■ PROBLEM TO WORK ON: Transcribe the records below exactly as they appear.
<<<<
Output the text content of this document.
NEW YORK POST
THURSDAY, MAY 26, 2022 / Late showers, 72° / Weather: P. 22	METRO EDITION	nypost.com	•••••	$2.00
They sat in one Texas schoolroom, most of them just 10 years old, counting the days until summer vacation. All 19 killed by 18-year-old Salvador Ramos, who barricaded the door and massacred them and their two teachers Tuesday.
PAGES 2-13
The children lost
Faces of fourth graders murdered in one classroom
>>>>
■ EXERCISE RESULT:
Output the text content of this document.
NEW YORK POST
THURSDAY, MAY 26, 2022 / Late showers, 72° / Weather: P. 22	METRO EDITION	nypost.com	•••••	$2.00
They sat in one Texas schoolroom, most of them just 10 years old, counting the days until summer vacation. All 19 killed by 18-year-old Salvador Ramos, who barricaded the door and massacred them and their two teachers Tuesday.
PAGES 2-13
The children lost
Faces of fourth graders murdered in one classroom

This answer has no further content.